→ **STORED ROWS**:
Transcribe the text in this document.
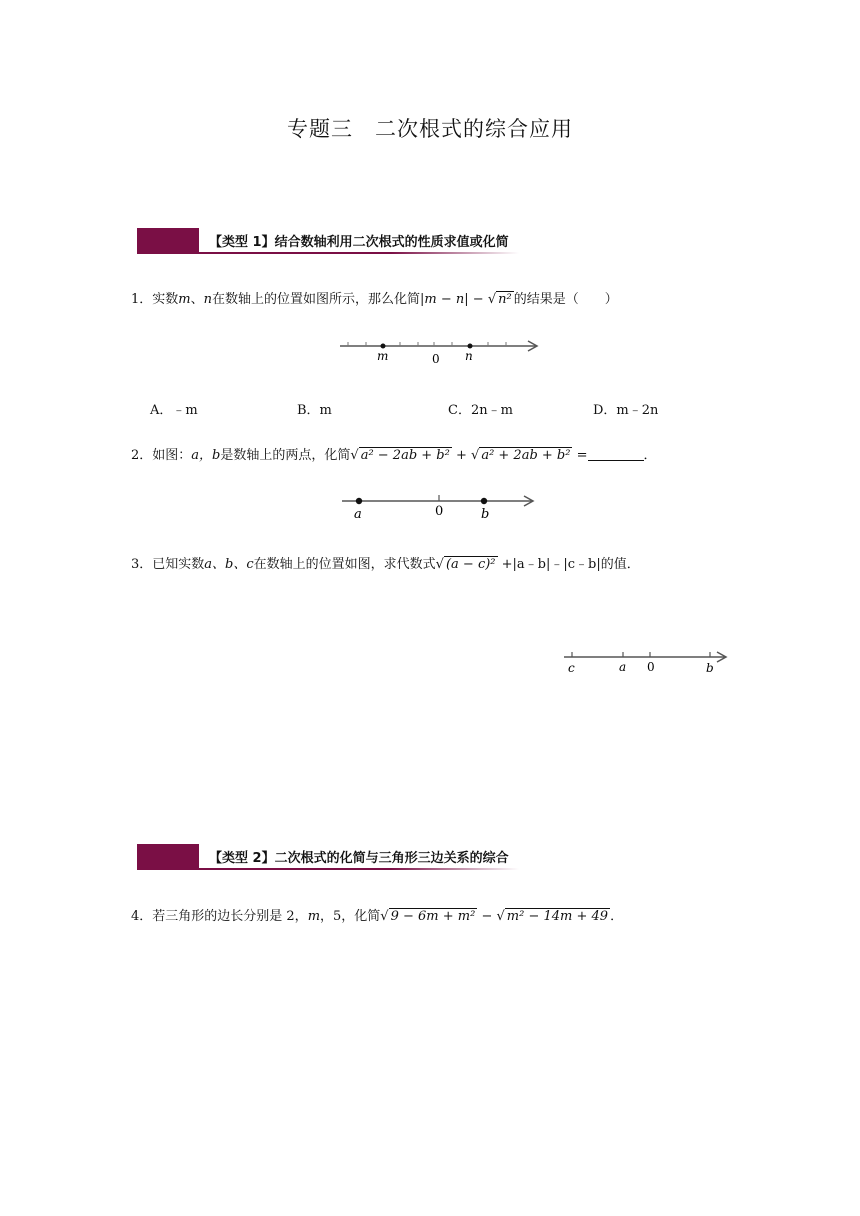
专题三　二次根式的综合应用
【类型 1】结合数轴利用二次根式的性质求值或化简
1．实数m、n在数轴上的位置如图所示，那么化简|m − n| − √ n² 的结果是（　　）
m	0 n
A．﹣m	B．m	C．2n﹣m	D．m﹣2n
2．如图：a，b是数轴上的两点，化简√ a² − 2ab + b² + √ a² + 2ab + b² =	．
a	0	b
3．已知实数a、b、c在数轴上的位置如图，求代数式√ (a − c)² +|a﹣b|﹣|c﹣b|的值．
c	a 0	b
【类型 2】二次根式的化简与三角形三边关系的综合
4．若三角形的边长分别是 2，m，5，化简√ 9 − 6m + m² − √ m² − 14m + 49 ．
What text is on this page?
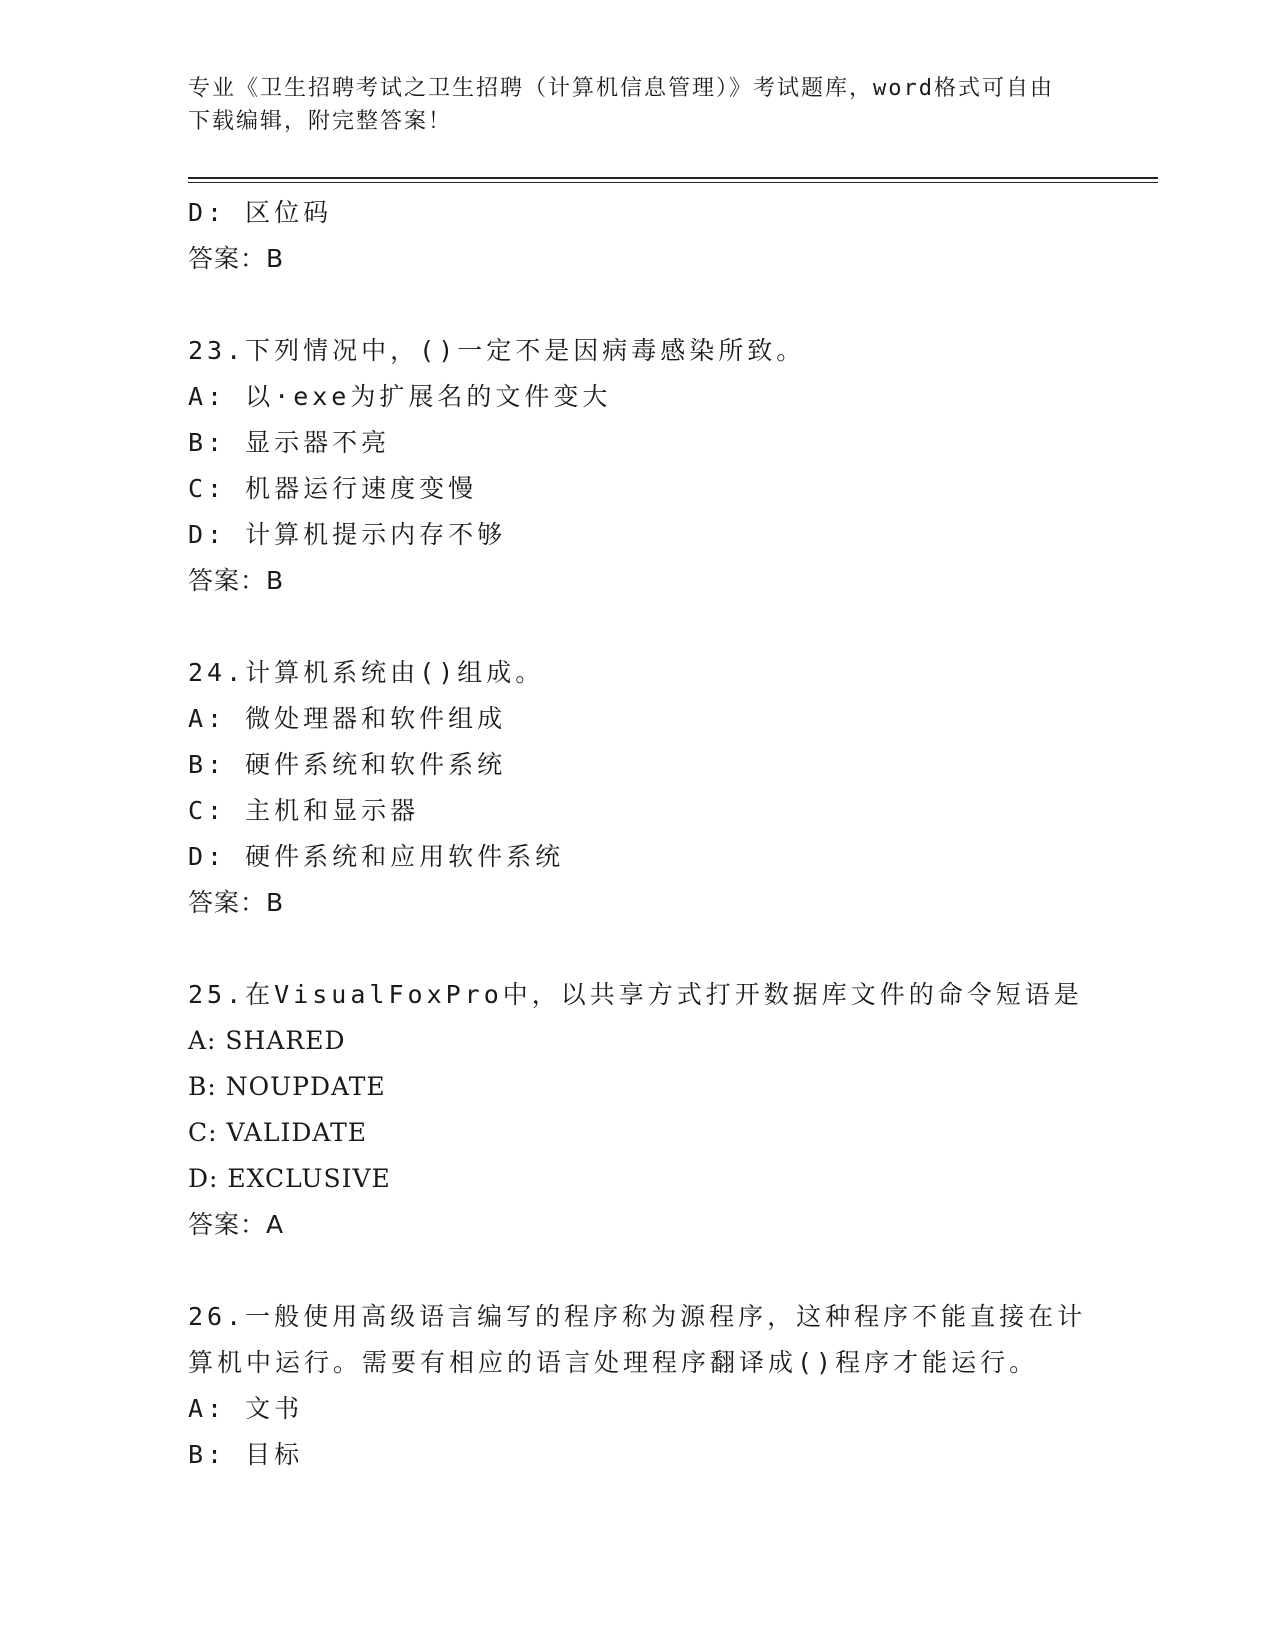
专业《卫生招聘考试之卫生招聘（计算机信息管理）》考试题库，word格式可自由下载编辑，附完整答案！
D: 区位码
答案：B
23.下列情况中，()一定不是因病毒感染所致。
A: 以·exe为扩展名的文件变大
B: 显示器不亮
C: 机器运行速度变慢
D: 计算机提示内存不够
答案：B
24.计算机系统由()组成。
A: 微处理器和软件组成
B: 硬件系统和软件系统
C: 主机和显示器
D: 硬件系统和应用软件系统
答案：B
25.在VisualFoxPro中，以共享方式打开数据库文件的命令短语是
A: SHARED
B: NOUPDATE
C: VALIDATE
D: EXCLUSIVE
答案：A
26.一般使用高级语言编写的程序称为源程序，这种程序不能直接在计算机中运行。需要有相应的语言处理程序翻译成()程序才能运行。
A: 文书
B: 目标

→ **GIVEN TASK**:
Set down all the entries exactly as they appear, but skip any pictures.

→ **RESULT**:
Transcribe the text in this document.
专题三　二次根式的综合应用
【类型 1】结合数轴利用二次根式的性质求值或化简
1．实数m、n在数轴上的位置如图所示，那么化简|m − n| − √ n² 的结果是（　　）
m	0 n
A．﹣m	B．m	C．2n﹣m	D．m﹣2n
2．如图：a，b是数轴上的两点，化简√ a² − 2ab + b² + √ a² + 2ab + b² =	．
a	0	b
3．已知实数a、b、c在数轴上的位置如图，求代数式√ (a − c)² +|a﹣b|﹣|c﹣b|的值．
c	a 0	b
【类型 2】二次根式的化简与三角形三边关系的综合
4．若三角形的边长分别是 2，m，5，化简√ 9 − 6m + m² − √ m² − 14m + 49 ．
What text is on this page?
专业《卫生招聘考试之卫生招聘（计算机信息管理）》考试题库，word格式可自由下载编辑，附完整答案！
D: 区位码
答案：B
23.下列情况中，()一定不是因病毒感染所致。
A: 以·exe为扩展名的文件变大
B: 显示器不亮
C: 机器运行速度变慢
D: 计算机提示内存不够
答案：B
24.计算机系统由()组成。
A: 微处理器和软件组成
B: 硬件系统和软件系统
C: 主机和显示器
D: 硬件系统和应用软件系统
答案：B
25.在VisualFoxPro中，以共享方式打开数据库文件的命令短语是
A: SHARED
B: NOUPDATE
C: VALIDATE
D: EXCLUSIVE
答案：A
26.一般使用高级语言编写的程序称为源程序，这种程序不能直接在计算机中运行。需要有相应的语言处理程序翻译成()程序才能运行。
A: 文书
B: 目标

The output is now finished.